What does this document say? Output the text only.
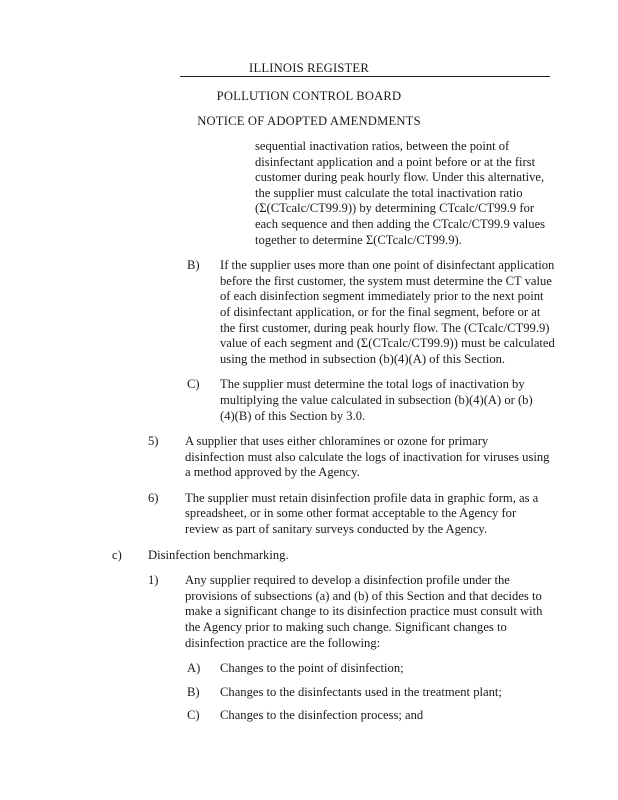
ILLINOIS REGISTER
POLLUTION CONTROL BOARD
NOTICE OF ADOPTED AMENDMENTS
sequential inactivation ratios, between the point of disinfectant application and a point before or at the first customer during peak hourly flow. Under this alternative, the supplier must calculate the total inactivation ratio (Σ(CTcalc/CT99.9)) by determining CTcalc/CT99.9 for each sequence and then adding the CTcalc/CT99.9 values together to determine Σ(CTcalc/CT99.9).
B) If the supplier uses more than one point of disinfectant application before the first customer, the system must determine the CT value of each disinfection segment immediately prior to the next point of disinfectant application, or for the final segment, before or at the first customer, during peak hourly flow. The (CTcalc/CT99.9) value of each segment and (Σ(CTcalc/CT99.9)) must be calculated using the method in subsection (b)(4)(A) of this Section.
C) The supplier must determine the total logs of inactivation by multiplying the value calculated in subsection (b)(4)(A) or (b)(4)(B) of this Section by 3.0.
5) A supplier that uses either chloramines or ozone for primary disinfection must also calculate the logs of inactivation for viruses using a method approved by the Agency.
6) The supplier must retain disinfection profile data in graphic form, as a spreadsheet, or in some other format acceptable to the Agency for review as part of sanitary surveys conducted by the Agency.
c) Disinfection benchmarking.
1) Any supplier required to develop a disinfection profile under the provisions of subsections (a) and (b) of this Section and that decides to make a significant change to its disinfection practice must consult with the Agency prior to making such change. Significant changes to disinfection practice are the following:
A) Changes to the point of disinfection;
B) Changes to the disinfectants used in the treatment plant;
C) Changes to the disinfection process; and
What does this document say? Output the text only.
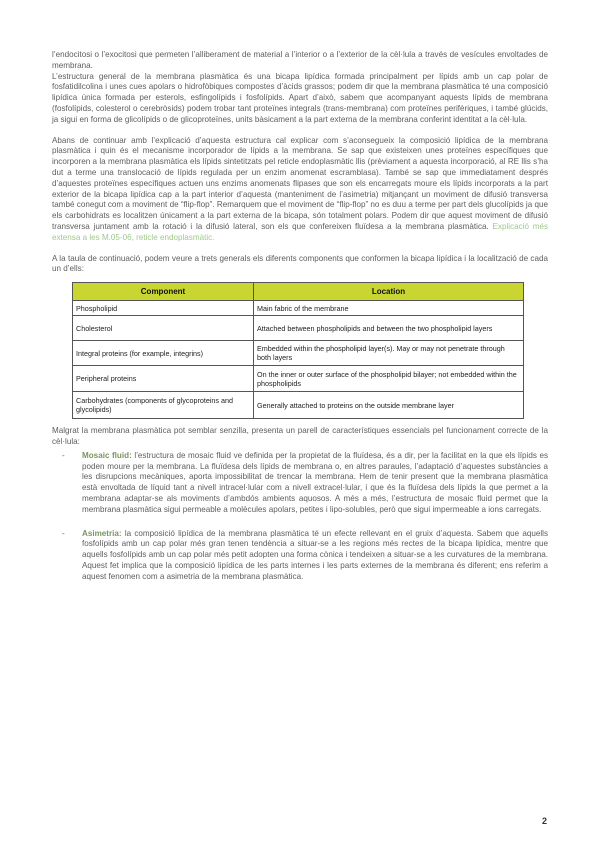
l’endocitosi o l’exocitosi que permeten l’alliberament de material a l’interior o a l’exterior de la cèl·lula a través de vesícules envoltades de membrana.

L’estructura general de la membrana plasmàtica és una bicapa lipídica formada principalment per lípids amb un cap polar de fosfatidilcolina i unes cues apolars o hidrofòbiques compostes d’àcids grassos; podem dir que la membrana plasmàtica té una composició lipídica única formada per esterols, esfingolípids i fosfolípids. Apart d’això, sabem que acompanyant aquests lípids de membrana (fosfolípids, colesterol o cerebròsids) podem trobar tant proteïnes integrals (trans-membrana) com proteïnes perifèriques, i també glúcids, ja sigui en forma de glicolípids o de glicoproteïnes, units bàsicament a la part externa de la membrana conferint identitat a la cèl·lula.

Abans de continuar amb l’explicació d’aquesta estructura cal explicar com s’aconsegueix la composició lipídica de la membrana plasmàtica i quin és el mecanisme incorporador de lípids a la membrana. Se sap que existeixen unes proteïnes específiques que incorporen a la membrana plasmàtica els lípids sintetitzats pel reticle endoplasmàtic llis (prèviament a aquesta incorporació, al RE llis s’ha dut a terme una translocació de lípids regulada per un enzim anomenat escramblasa). També se sap que immediatament després d’aquestes proteïnes específiques actuen uns enzims anomenats flipases que son els encarregats moure els lípids incorporats a la part exterior de la bicapa lipídica cap a la part interior d’aquesta (manteniment de l’asimetria) mitjançant un moviment de difusió transversa també conegut com a moviment de “flip-flop”. Remarquem que el moviment de “flip-flop” no es duu a terme per part dels glucolípids ja que els carbohidrats es localitzen únicament a la part externa de la bicapa, són totalment polars. Podem dir que aquest moviment de difusió transversa juntament amb la rotació i la difusió lateral, son els que confereixen fluïdesa a la membrana plasmàtica. Explicació més extensa a les M.05-06, reticle endoplasmàtic.

A la taula de continuació, podem veure a trets generals els diferents components que conformen la bicapa lipídica i la localització de cada un d’ells:

Component	Location
Phospholipid	Main fabric of the membrane
Cholesterol	Attached between phospholipids and between the two phospholipid layers
Integral proteins (for example, integrins)	Embedded within the phospholipid layer(s). May or may not penetrate through both layers
Peripheral proteins	On the inner or outer surface of the phospholipid bilayer; not embedded within the phospholipids
Carbohydrates (components of glycoproteins and glycolipids)	Generally attached to proteins on the outside membrane layer

Malgrat la membrana plasmàtica pot semblar senzilla, presenta un parell de característiques essencials pel funcionament correcte de la cèl·lula:

-	Mosaic fluid: l’estructura de mosaic fluid ve definida per la propietat de la fluïdesa, és a dir, per la facilitat en la que els lípids es poden moure per la membrana. La fluïdesa dels lípids de membrana o, en altres paraules, l’adaptació d’aquestes substàncies a les disrupcions mecàniques, aporta impossibilitat de trencar la membrana. Hem de tenir present que la membrana plasmàtica està envoltada de líquid tant a nivell intracel·lular com a nivell extracel·lular, i que és la fluïdesa dels lípids la que permet a la membrana adaptar-se als moviments d’ambdós ambients aquosos. A més a més, l’estructura de mosaic fluid permet que la membrana plasmàtica sigui permeable a molècules apolars, petites i lipo-solubles, però que sigui impermeable a ions carregats.

-	Asimetria: la composició lipídica de la membrana plasmàtica té un efecte rellevant en el gruix d’aquesta. Sabem que aquells fosfolípids amb un cap polar més gran tenen tendència a situar-se a les regions més rectes de la bicapa lipídica, mentre que aquells fosfolípids amb un cap polar més petit adopten una forma cònica i tendeixen a situar-se a les curvatures de la membrana. Aquest fet implica que la composició lipídica de les parts internes i les parts externes de la membrana és diferent; ens referim a aquest fenomen com a asimetria de la membrana plasmàtica.

2
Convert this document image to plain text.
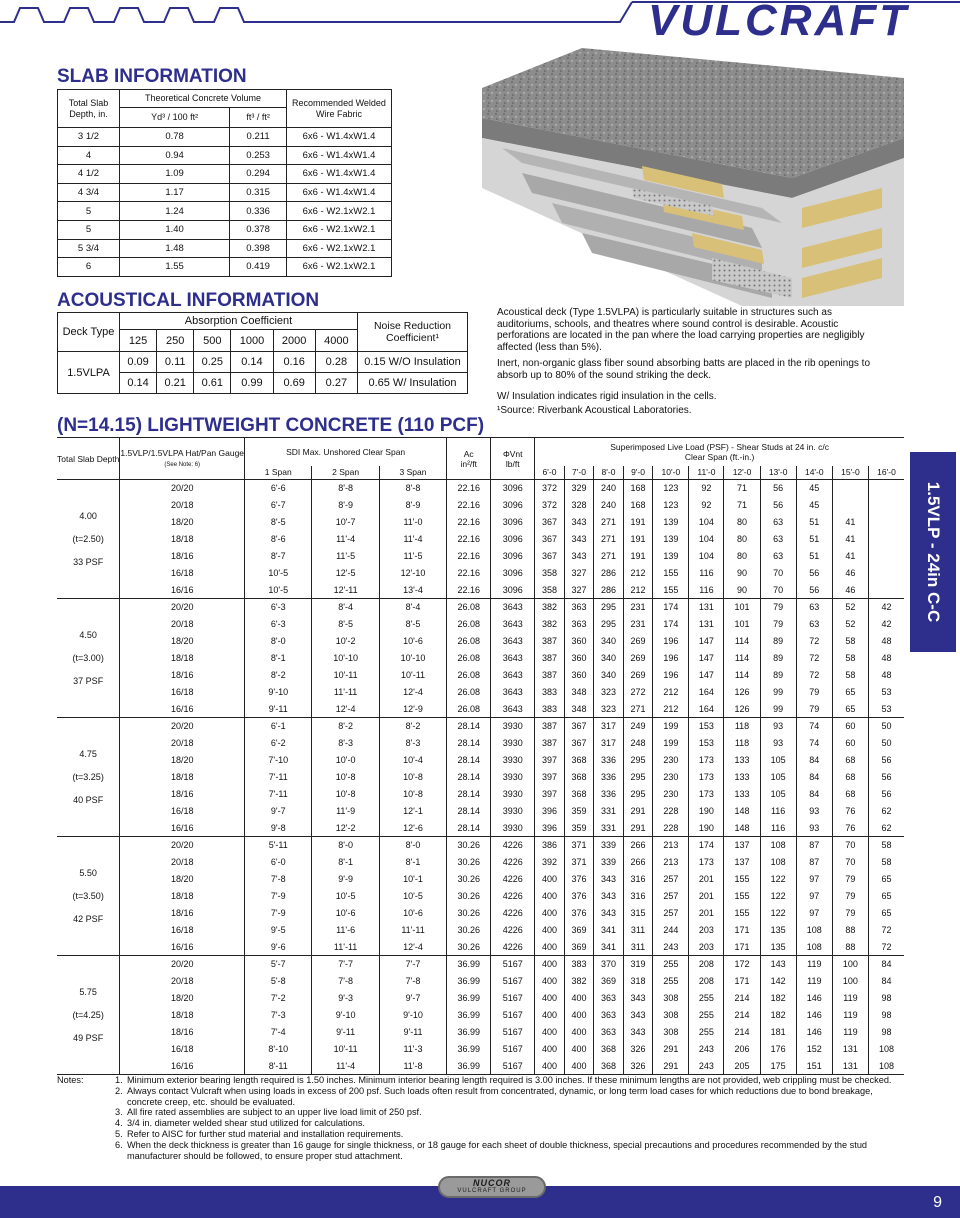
VULCRAFT
SLAB INFORMATION
Total Slab Depth, in.	Theoretical Concrete Volume		Recommended Welded Wire Fabric
	Yd³ / 100 ft²	ft³ / ft²	
3 1/2	0.78	0.211	6x6 - W1.4xW1.4
4	0.94	0.253	6x6 - W1.4xW1.4
4 1/2	1.09	0.294	6x6 - W1.4xW1.4
4 3/4	1.17	0.315	6x6 - W1.4xW1.4
5	1.24	0.336	6x6 - W2.1xW2.1
5	1.40	0.378	6x6 - W2.1xW2.1
5 3/4	1.48	0.398	6x6 - W2.1xW2.1
6	1.55	0.419	6x6 - W2.1xW2.1
ACOUSTICAL INFORMATION
Deck Type	Absorption Coefficient						Noise Reduction Coefficient¹
	125	250	500	1000	2000	4000	
1.5VLPA	0.09	0.11	0.25	0.14	0.16	0.28	0.15 W/O Insulation
	0.14	0.21	0.61	0.99	0.69	0.27	0.65 W/ Insulation
Acoustical deck (Type 1.5VLPA) is particularly suitable in structures such as auditoriums, schools, and theatres where sound control is desirable. Acoustic perforations are located in the pan where the load carrying properties are negligibly affected (less than 5%).
Inert, non-organic glass fiber sound absorbing batts are placed in the rib openings to absorb up to 80% of the sound striking the deck.
W/ Insulation indicates rigid insulation in the cells.
¹Source: Riverbank Acoustical Laboratories.
(N=14.15) LIGHTWEIGHT CONCRETE (110 PCF)
Total Slab Depth	1.5VLP/1.5VLPA Hat/Pan Gauge
(See Note: 6)	SDI Max. Unshored Clear Span			Ac
in²/ft	ΦVnt
lb/ft	Superimposed Live Load (PSF) - Shear Studs at 24 in. c/c
Clear Span (ft.-in.)										
		1 Span	2 Span	3 Span			6'-0	7'-0	8'-0	9'-0	10'-0	11'-0	12'-0	13'-0	14'-0	15'-0	16'-0

4.00
(t=2.50)
33 PSF	20/20	6'-6	8'-8	8'-8	22.16	3096	372	329	240	168	123	92	71	56	45		
	20/18	6'-7	8'-9	8'-9	22.16	3096	372	328	240	168	123	92	71	56	45		
	18/20	8'-5	10'-7	11'-0	22.16	3096	367	343	271	191	139	104	80	63	51	41	
	18/18	8'-6	11'-4	11'-4	22.16	3096	367	343	271	191	139	104	80	63	51	41	
	18/16	8'-7	11'-5	11'-5	22.16	3096	367	343	271	191	139	104	80	63	51	41	
	16/18	10'-5	12'-5	12'-10	22.16	3096	358	327	286	212	155	116	90	70	56	46	
	16/16	10'-5	12'-11	13'-4	22.16	3096	358	327	286	212	155	116	90	70	56	46	

4.50
(t=3.00)
37 PSF	20/20	6'-3	8'-4	8'-4	26.08	3643	382	363	295	231	174	131	101	79	63	52	42
	20/18	6'-3	8'-5	8'-5	26.08	3643	382	363	295	231	174	131	101	79	63	52	42
	18/20	8'-0	10'-2	10'-6	26.08	3643	387	360	340	269	196	147	114	89	72	58	48
	18/18	8'-1	10'-10	10'-10	26.08	3643	387	360	340	269	196	147	114	89	72	58	48
	18/16	8'-2	10'-11	10'-11	26.08	3643	387	360	340	269	196	147	114	89	72	58	48
	16/18	9'-10	11'-11	12'-4	26.08	3643	383	348	323	272	212	164	126	99	79	65	53
	16/16	9'-11	12'-4	12'-9	26.08	3643	383	348	323	271	212	164	126	99	79	65	53

4.75
(t=3.25)
40 PSF	20/20	6'-1	8'-2	8'-2	28.14	3930	387	367	317	249	199	153	118	93	74	60	50
	20/18	6'-2	8'-3	8'-3	28.14	3930	387	367	317	248	199	153	118	93	74	60	50
	18/20	7'-10	10'-0	10'-4	28.14	3930	397	368	336	295	230	173	133	105	84	68	56
	18/18	7'-11	10'-8	10'-8	28.14	3930	397	368	336	295	230	173	133	105	84	68	56
	18/16	7'-11	10'-8	10'-8	28.14	3930	397	368	336	295	230	173	133	105	84	68	56
	16/18	9'-7	11'-9	12'-1	28.14	3930	396	359	331	291	228	190	148	116	93	76	62
	16/16	9'-8	12'-2	12'-6	28.14	3930	396	359	331	291	228	190	148	116	93	76	62

5.50
(t=3.50)
42 PSF	20/20	5'-11	8'-0	8'-0	30.26	4226	386	371	339	266	213	174	137	108	87	70	58
	20/18	6'-0	8'-1	8'-1	30.26	4226	392	371	339	266	213	173	137	108	87	70	58
	18/20	7'-8	9'-9	10'-1	30.26	4226	400	376	343	316	257	201	155	122	97	79	65
	18/18	7'-9	10'-5	10'-5	30.26	4226	400	376	343	316	257	201	155	122	97	79	65
	18/16	7'-9	10'-6	10'-6	30.26	4226	400	376	343	315	257	201	155	122	97	79	65
	16/18	9'-5	11'-6	11'-11	30.26	4226	400	369	341	311	244	203	171	135	108	88	72
	16/16	9'-6	11'-11	12'-4	30.26	4226	400	369	341	311	243	203	171	135	108	88	72

5.75
(t=4.25)
49 PSF	20/20	5'-7	7'-7	7'-7	36.99	5167	400	383	370	319	255	208	172	143	119	100	84
	20/18	5'-8	7'-8	7'-8	36.99	5167	400	382	369	318	255	208	171	142	119	100	84
	18/20	7'-2	9'-3	9'-7	36.99	5167	400	400	363	343	308	255	214	182	146	119	98
	18/18	7'-3	9'-10	9'-10	36.99	5167	400	400	363	343	308	255	214	182	146	119	98
	18/16	7'-4	9'-11	9'-11	36.99	5167	400	400	363	343	308	255	214	181	146	119	98
	16/18	8'-10	10'-11	11'-3	36.99	5167	400	400	368	326	291	243	206	176	152	131	108
	16/16	8'-11	11'-4	11'-8	36.99	5167	400	400	368	326	291	243	205	175	151	131	108
1.5VLP - 24in C-C
Notes:	1. Minimum exterior bearing length required is 1.50 inches. Minimum interior bearing length required is 3.00 inches. If these minimum lengths are not provided, web crippling must be checked.
2. Always contact Vulcraft when using loads in excess of 200 psf. Such loads often result from concentrated, dynamic, or long term load cases for which reductions due to bond breakage, concrete creep, etc. should be evaluated.
3. All fire rated assemblies are subject to an upper live load limit of 250 psf.
4. 3/4 in. diameter welded shear stud utilized for calculations.
5. Refer to AISC for further stud material and installation requirements.
6. When the deck thickness is greater than 16 gauge for single thickness, or 18 gauge for each sheet of double thickness, special precautions and procedures recommended by the stud manufacturer should be followed, to ensure proper stud attachment.
9
NUCOR
VULCRAFT GROUP
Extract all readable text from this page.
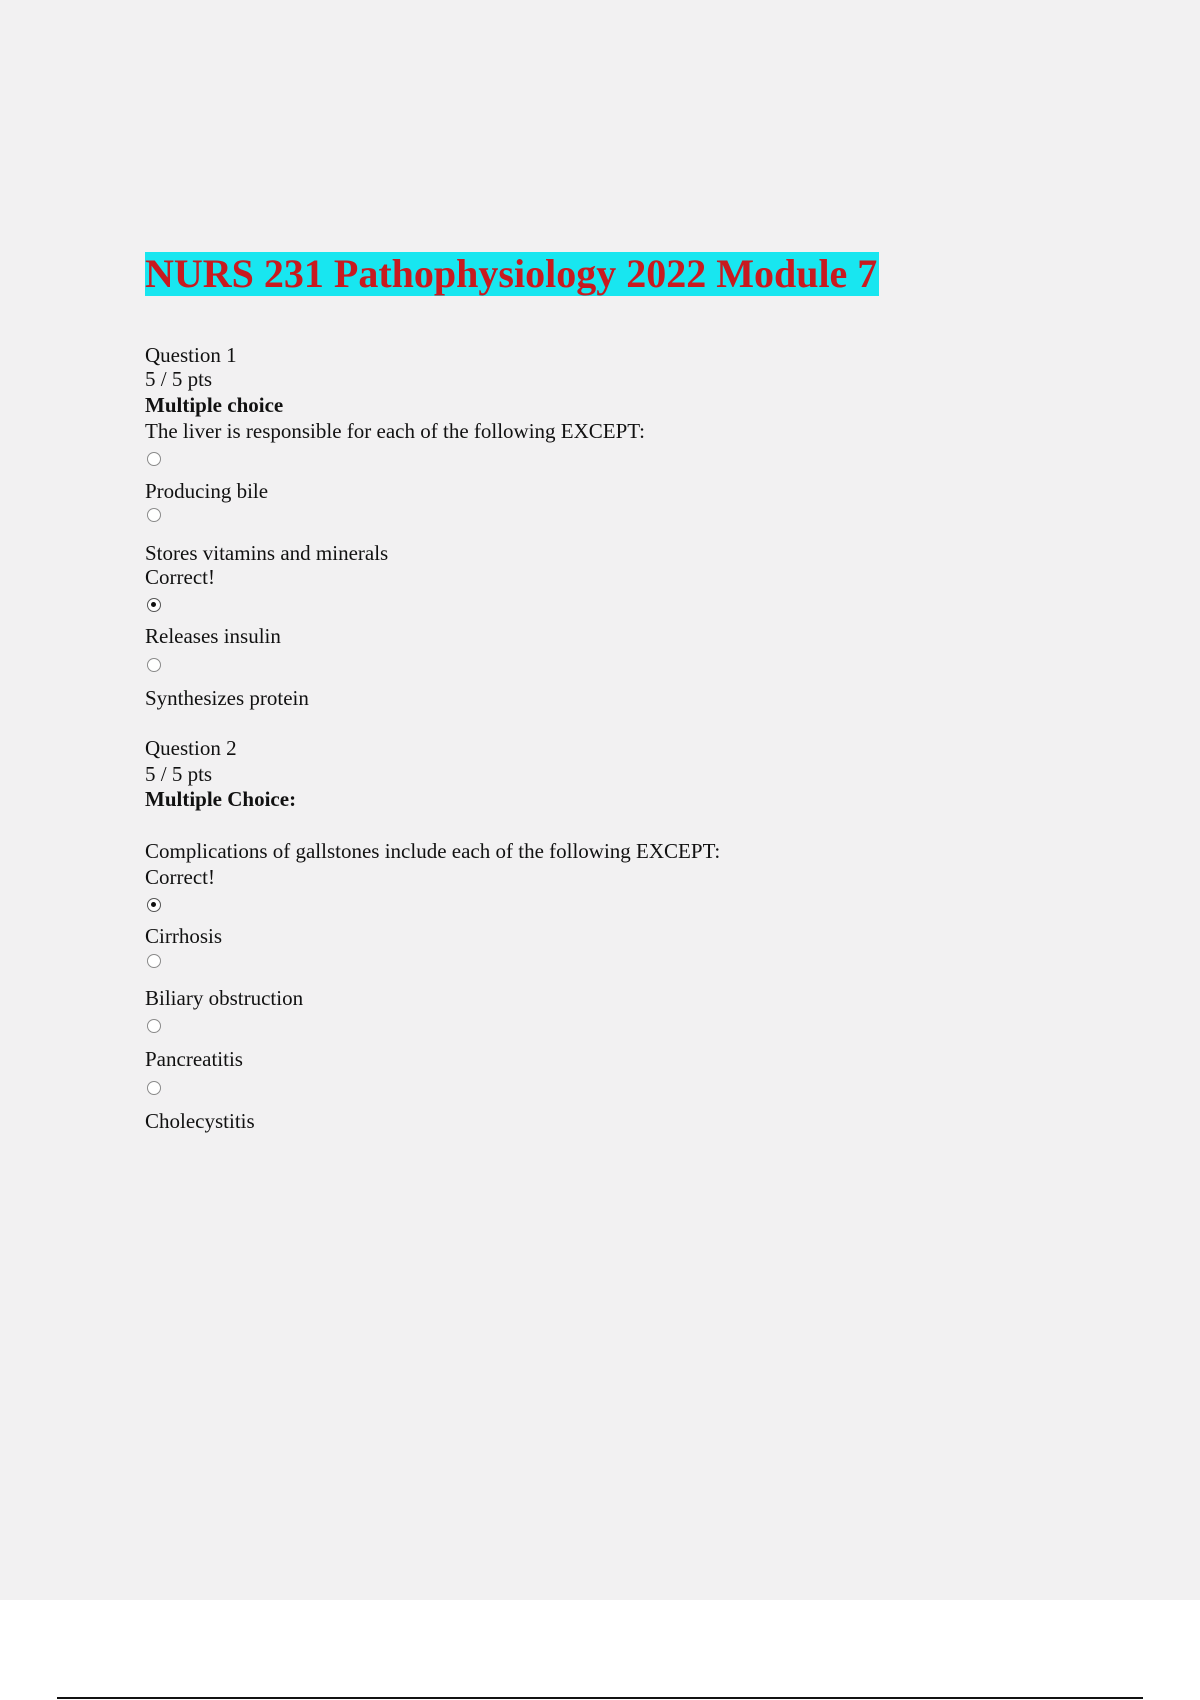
NURS 231 Pathophysiology 2022 Module 7
Question 1
5 / 5 pts
Multiple choice
The liver is responsible for each of the following EXCEPT:
Producing bile
Stores vitamins and minerals
Correct!
Releases insulin
Synthesizes protein
Question 2
5 / 5 pts
Multiple Choice:
Complications of gallstones include each of the following EXCEPT:
Correct!
Cirrhosis
Biliary obstruction
Pancreatitis
Cholecystitis
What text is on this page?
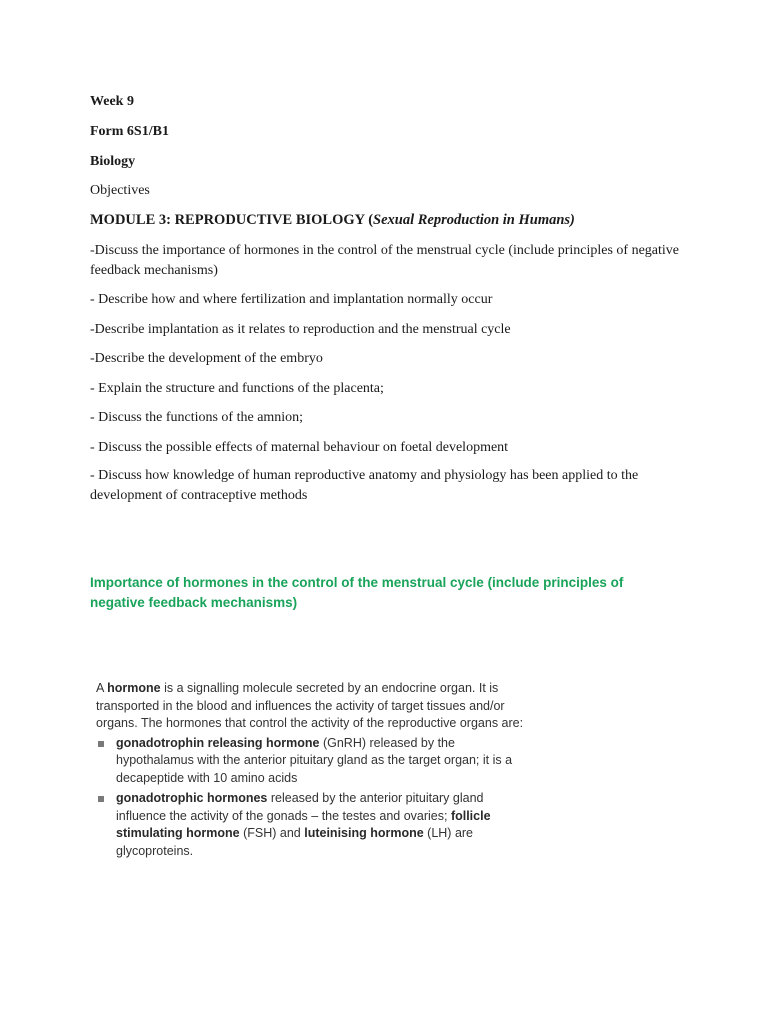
Week 9
Form 6S1/B1
Biology
Objectives
MODULE 3: REPRODUCTIVE BIOLOGY (Sexual Reproduction in Humans)
-Discuss the importance of hormones in the control of the menstrual cycle (include principles of negative feedback mechanisms)
- Describe how and where fertilization and implantation normally occur
-Describe implantation as it relates to reproduction and the menstrual cycle
-Describe the development of the embryo
- Explain the structure and functions of the placenta;
- Discuss the functions of the amnion;
- Discuss the possible effects of maternal behaviour on foetal development
- Discuss how knowledge of human reproductive anatomy and physiology has been applied to the development of contraceptive methods
Importance of hormones in the control of the menstrual cycle (include principles of negative feedback mechanisms)

A hormone is a signalling molecule secreted by an endocrine organ. It is transported in the blood and influences the activity of target tissues and/or organs. The hormones that control the activity of the reproductive organs are:

gonadotrophin releasing hormone (GnRH) released by the hypothalamus with the anterior pituitary gland as the target organ; it is a decapeptide with 10 amino acids
gonadotrophic hormones released by the anterior pituitary gland influence the activity of the gonads – the testes and ovaries; follicle stimulating hormone (FSH) and luteinising hormone (LH) are glycoproteins.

----------

Exercise instructions:
Each line of the data that holds "include" should be reported.

Output of the task:
Complications of gallstones include each of the following EXCEPT:
-Discuss the importance of hormones in the control of the menstrual cycle (include principles of negative feedback mechanisms)
Importance of hormones in the control of the menstrual cycle (include principles of negative feedback mechanisms)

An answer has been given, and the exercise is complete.